## START

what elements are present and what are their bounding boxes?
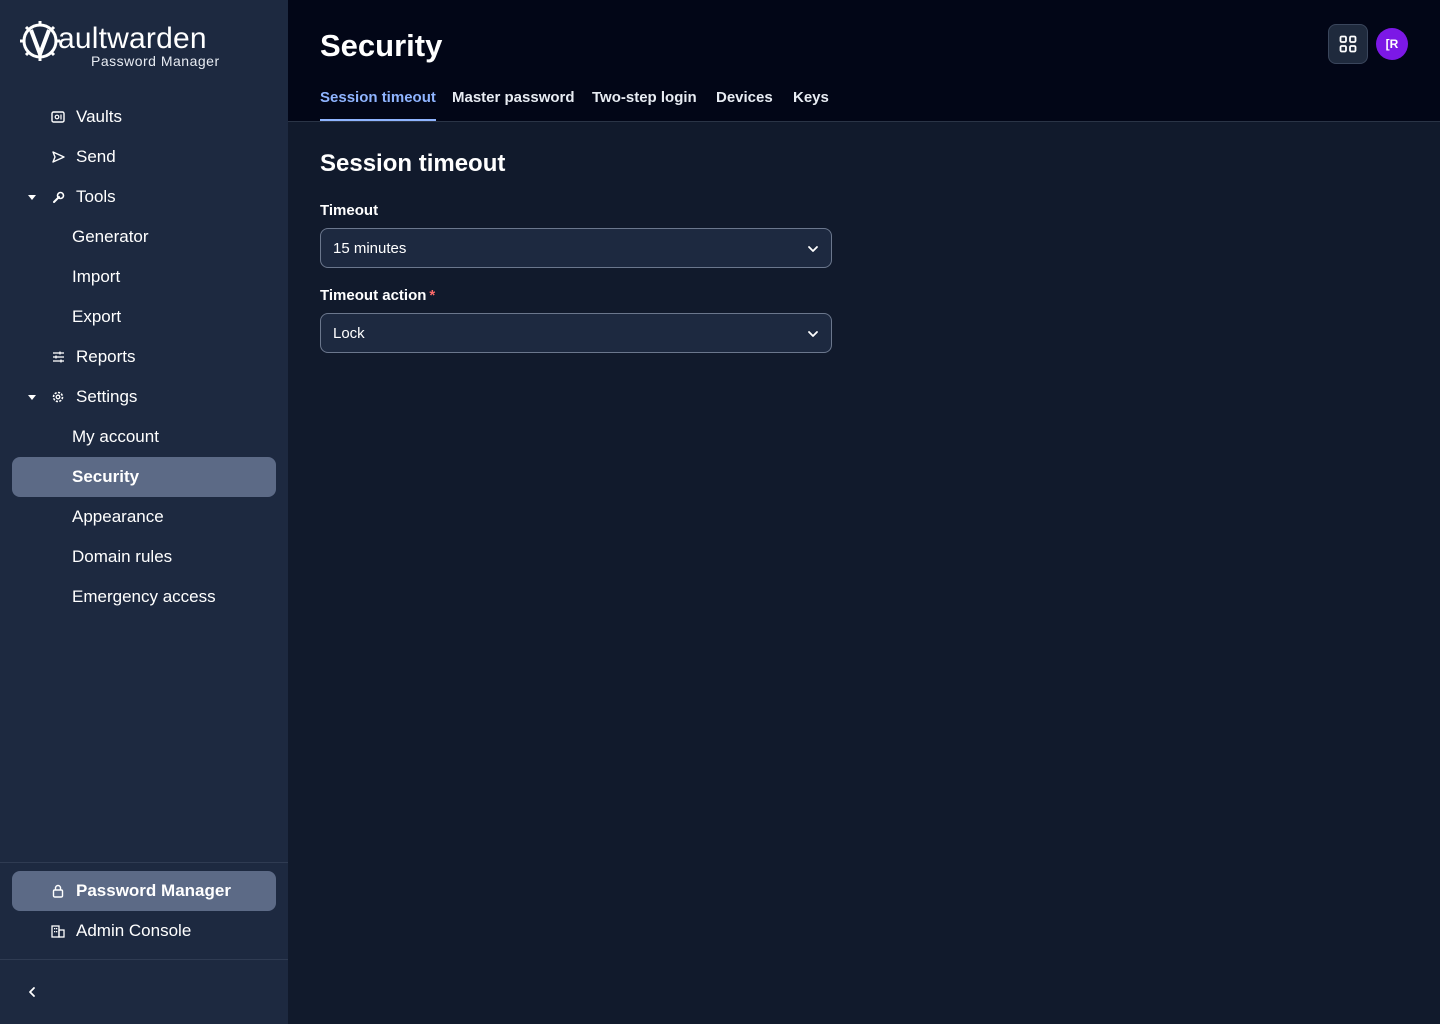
page-title: Security [320,28,443,63]
sidebar-item-my-account[interactable]: My account [12,417,276,457]
product-switcher-password-manager[interactable]: Password Manager [12,871,276,911]
tab-session-timeout[interactable]: Session timeout [320,88,436,122]
caret-down-icon[interactable] [26,391,38,403]
tab-devices[interactable]: Devices [716,88,773,122]
sidebar-item-generator[interactable]: Generator [12,217,276,257]
sidebar-item-label: Admin Console [76,921,192,940]
required-mark: * [429,287,436,304]
vaultwarden-logo[interactable]: aultwarden Password Manager [20,18,230,70]
sidebar: aultwarden Password Manager Vaults Send … [0,0,288,1024]
sidebar-item-label: Domain rules [72,547,173,566]
vaultwarden-gear-icon [20,21,60,61]
send-icon [50,149,66,165]
sidebar-item-label: Export [72,307,122,326]
sidebar-item-send[interactable]: Send [12,137,276,177]
lock-icon [50,883,66,899]
sidebar-item-security[interactable]: Security [12,457,276,497]
sidebar-item-emergency-access[interactable]: Emergency access [12,577,276,617]
page-header: Security [R Session timeout Master passw… [288,0,1440,122]
caret-down-icon[interactable] [26,191,38,203]
logo-wordmark: aultwarden [58,22,207,55]
sliders-icon [50,349,66,365]
vault-icon [50,109,66,125]
product-switcher-admin-console[interactable]: Admin Console [12,911,276,951]
sidebar-item-label: Vaults [76,107,122,126]
collapse-sidebar-button[interactable] [20,980,44,1004]
chevron-down-icon [808,331,818,337]
wrench-icon [50,189,66,205]
sidebar-item-domain-rules[interactable]: Domain rules [12,537,276,577]
logo-subtitle: Password Manager [91,53,220,69]
sidebar-item-export[interactable]: Export [12,297,276,337]
timeout-action-select-value: Lock [333,324,365,342]
sidebar-item-label: Settings [76,387,138,406]
timeout-action-label: Timeout action * [320,287,436,304]
sidebar-item-label: Generator [72,227,149,246]
avatar[interactable]: [R [1376,28,1408,60]
sidebar-item-label: Password Manager [76,881,231,900]
section-title: Session timeout [320,150,506,177]
sidebar-divider [0,862,288,863]
chevron-left-icon [29,987,35,997]
sidebar-divider [0,959,288,960]
tab-master-password[interactable]: Master password [452,88,575,122]
sidebar-item-label: Emergency access [72,587,216,606]
tab-keys[interactable]: Keys [793,88,829,122]
sidebar-item-label: Security [72,467,140,486]
sidebar-item-reports[interactable]: Reports [12,337,276,377]
tab-two-step-login[interactable]: Two-step login [592,88,697,122]
sidebar-item-vaults[interactable]: Vaults [12,97,276,137]
sidebar-item-label: Tools [76,187,116,206]
chevron-down-icon [808,246,818,252]
timeout-label: Timeout [320,202,379,219]
sidebar-item-settings[interactable]: Settings [12,377,276,417]
product-switcher-button[interactable] [1328,24,1368,64]
sidebar-item-appearance[interactable]: Appearance [12,497,276,537]
sidebar-item-import[interactable]: Import [12,257,276,297]
sidebar-item-label: Appearance [72,507,164,526]
sidebar-item-label: Import [72,267,121,286]
grid-icon [1339,35,1357,53]
sidebar-item-label: Reports [76,347,136,366]
gear-icon [50,389,66,405]
sidebar-item-label: My account [72,427,159,446]
timeout-select[interactable]: 15 minutes [320,228,832,268]
timeout-select-value: 15 minutes [333,239,407,257]
sidebar-item-tools[interactable]: Tools [12,177,276,217]
timeout-action-select[interactable]: Lock [320,313,832,353]
sidebar-item-label: Send [76,147,116,166]
building-icon [50,923,66,939]
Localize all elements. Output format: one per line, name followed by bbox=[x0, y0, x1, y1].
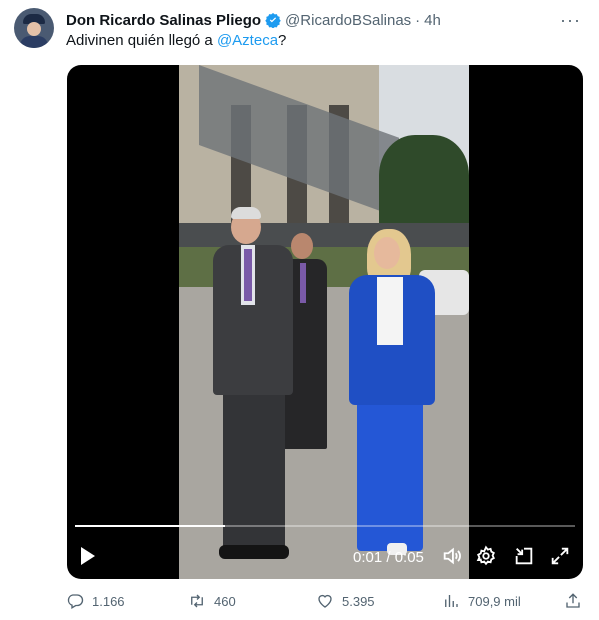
share-icon bbox=[566, 593, 580, 608]
views-chart-icon bbox=[445, 595, 458, 607]
author-handle[interactable]: @RicardoBSalinas bbox=[285, 12, 411, 29]
play-icon[interactable] bbox=[81, 547, 95, 565]
video-timecode: 0:01 / 0:05 bbox=[353, 549, 424, 566]
reply-count: 1.166 bbox=[92, 593, 125, 609]
avatar-face bbox=[27, 22, 41, 36]
retweet-icon bbox=[191, 594, 203, 608]
tweet-text: Adivinen quién llegó a @Azteca? bbox=[66, 32, 286, 49]
tweet-text-prefix: Adivinen quién llegó a bbox=[66, 32, 217, 49]
volume-icon[interactable] bbox=[441, 545, 465, 569]
fullscreen-icon[interactable] bbox=[549, 545, 573, 569]
tweet-actions-bar: 1.166 460 5.395 709,9 mil bbox=[66, 592, 586, 614]
share-button[interactable] bbox=[564, 592, 590, 610]
tweet-timestamp[interactable]: 4h bbox=[424, 12, 441, 29]
scene-beam bbox=[179, 223, 469, 247]
author-avatar[interactable] bbox=[14, 8, 54, 48]
more-options-icon[interactable]: ··· bbox=[560, 10, 581, 31]
verified-badge-icon bbox=[265, 12, 281, 29]
video-controls: 0:01 / 0:05 bbox=[67, 539, 583, 575]
video-progress-bar[interactable] bbox=[75, 525, 575, 527]
heart-icon bbox=[318, 594, 332, 608]
like-count: 5.395 bbox=[342, 593, 375, 609]
video-progress-fill bbox=[75, 525, 225, 527]
reply-button[interactable]: 1.166 bbox=[66, 592, 125, 610]
like-button[interactable]: 5.395 bbox=[316, 592, 375, 610]
settings-gear-icon[interactable] bbox=[475, 545, 499, 569]
exit-fullscreen-icon[interactable] bbox=[513, 545, 537, 569]
scene-tree bbox=[379, 135, 469, 235]
mention-link[interactable]: @Azteca bbox=[217, 32, 278, 49]
tweet-text-suffix: ? bbox=[278, 32, 287, 49]
retweet-button[interactable]: 460 bbox=[188, 592, 236, 610]
header-separator: · bbox=[415, 11, 421, 29]
reply-icon bbox=[67, 594, 84, 609]
tweet-header: Don Ricardo Salinas Pliego @RicardoBSali… bbox=[66, 10, 579, 30]
retweet-count: 460 bbox=[214, 593, 236, 609]
author-name[interactable]: Don Ricardo Salinas Pliego bbox=[66, 12, 261, 29]
views-count: 709,9 mil bbox=[468, 593, 521, 609]
avatar-body bbox=[20, 36, 48, 48]
video-frame[interactable] bbox=[179, 65, 469, 579]
video-player[interactable]: 0:01 / 0:05 bbox=[67, 65, 583, 579]
views-button[interactable]: 709,9 mil bbox=[442, 592, 521, 610]
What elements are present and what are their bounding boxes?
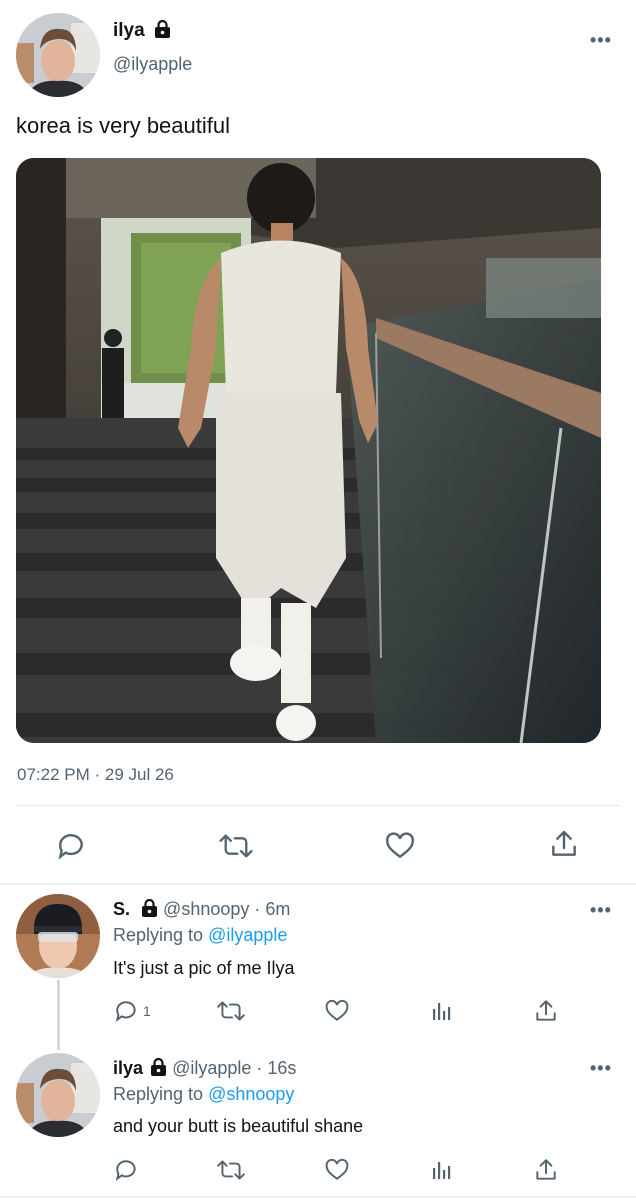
author-avatar[interactable] (16, 13, 100, 97)
divider (0, 883, 636, 885)
more-icon[interactable]: ••• (590, 900, 612, 921)
analytics-button[interactable] (430, 1158, 454, 1182)
replying-to: Replying to @shnoopy (113, 1084, 294, 1105)
reply-avatar-shnoopy[interactable] (16, 894, 100, 978)
share-button[interactable] (548, 828, 580, 860)
like-icon (324, 998, 350, 1024)
reply-author-handle[interactable]: @shnoopy (163, 899, 249, 919)
like-button[interactable] (384, 830, 416, 862)
replying-to-link[interactable]: @ilyapple (208, 925, 287, 945)
reply-icon (113, 998, 139, 1024)
retweet-button[interactable] (218, 830, 254, 862)
reply-button[interactable] (55, 830, 87, 862)
author-handle[interactable]: @ilyapple (113, 54, 192, 75)
lock-icon (154, 19, 171, 43)
retweet-icon (216, 998, 246, 1024)
reply-button[interactable] (113, 1157, 139, 1183)
retweet-button[interactable] (216, 1157, 246, 1183)
share-icon (533, 998, 559, 1024)
reply-text: and your butt is beautiful shane (113, 1116, 364, 1136)
lock-icon (150, 1057, 167, 1081)
share-icon (533, 1157, 559, 1183)
like-icon (384, 830, 416, 862)
like-button[interactable] (324, 1157, 350, 1183)
like-button[interactable] (324, 998, 350, 1024)
retweet-icon (216, 1157, 246, 1183)
tweet-photo[interactable] (16, 158, 601, 743)
retweet-icon (218, 830, 254, 862)
thread-line (57, 980, 60, 1050)
more-icon[interactable]: ••• (590, 1058, 612, 1079)
share-button[interactable] (533, 1157, 559, 1183)
reply-icon (55, 830, 87, 862)
lock-icon (141, 898, 158, 922)
replying-to: Replying to @ilyapple (113, 925, 287, 946)
share-icon (548, 828, 580, 860)
analytics-button[interactable] (430, 999, 454, 1023)
tweet-timestamp[interactable]: 07:22 PM · 29 Jul 26 (17, 765, 174, 785)
replying-to-label: Replying to (113, 1084, 209, 1104)
reply-time: · 6m (254, 899, 291, 919)
divider (0, 1196, 636, 1198)
reply-icon (113, 1157, 139, 1183)
reply-header: S. @shnoopy · 6m (113, 898, 291, 922)
tweet-text: korea is very beautiful (16, 113, 230, 138)
author-name[interactable]: ilya (113, 20, 145, 41)
reply-header: ilya @ilyapple · 16s (113, 1057, 297, 1081)
replying-to-label: Replying to (113, 925, 209, 945)
analytics-icon (430, 1158, 454, 1182)
retweet-button[interactable] (216, 998, 246, 1024)
analytics-icon (430, 999, 454, 1023)
reply-author-name[interactable]: S. (113, 899, 130, 919)
share-button[interactable] (533, 998, 559, 1024)
reply-author-handle[interactable]: @ilyapple (172, 1058, 251, 1078)
like-icon (324, 1157, 350, 1183)
reply-author-name[interactable]: ilya (113, 1058, 143, 1078)
more-icon[interactable]: ••• (590, 30, 612, 51)
reply-button[interactable]: 1 (113, 998, 151, 1024)
replying-to-link[interactable]: @shnoopy (208, 1084, 294, 1104)
reply-text: It's just a pic of me Ilya (113, 958, 295, 978)
author-name-row: ilya (113, 19, 171, 43)
divider (16, 805, 620, 806)
reply-count: 1 (143, 1003, 151, 1019)
reply-avatar-ilyapple[interactable] (16, 1053, 100, 1137)
reply-time: · 16s (256, 1058, 297, 1078)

## END

[Task details]
Retype the lines starting at the one containing "page-title: Security [320,28,443,63]" and ending at the one containing "vaultwarden-logo[interactable]: aultwarden Password", including both.

[Output for this exercise]
page-title: Security [320,28,443,63]
sidebar-item-my-account[interactable]: My account [12,417,276,457]
product-switcher-password-manager[interactable]: Password Manager [12,871,276,911]
tab-session-timeout[interactable]: Session timeout [320,88,436,122]
caret-down-icon[interactable] [26,391,38,403]
tab-devices[interactable]: Devices [716,88,773,122]
sidebar-item-generator[interactable]: Generator [12,217,276,257]
sidebar-item-label: Admin Console [76,921,192,940]
required-mark: * [429,287,436,304]
vaultwarden-logo[interactable]: aultwarden Password Manager [20,18,230,70]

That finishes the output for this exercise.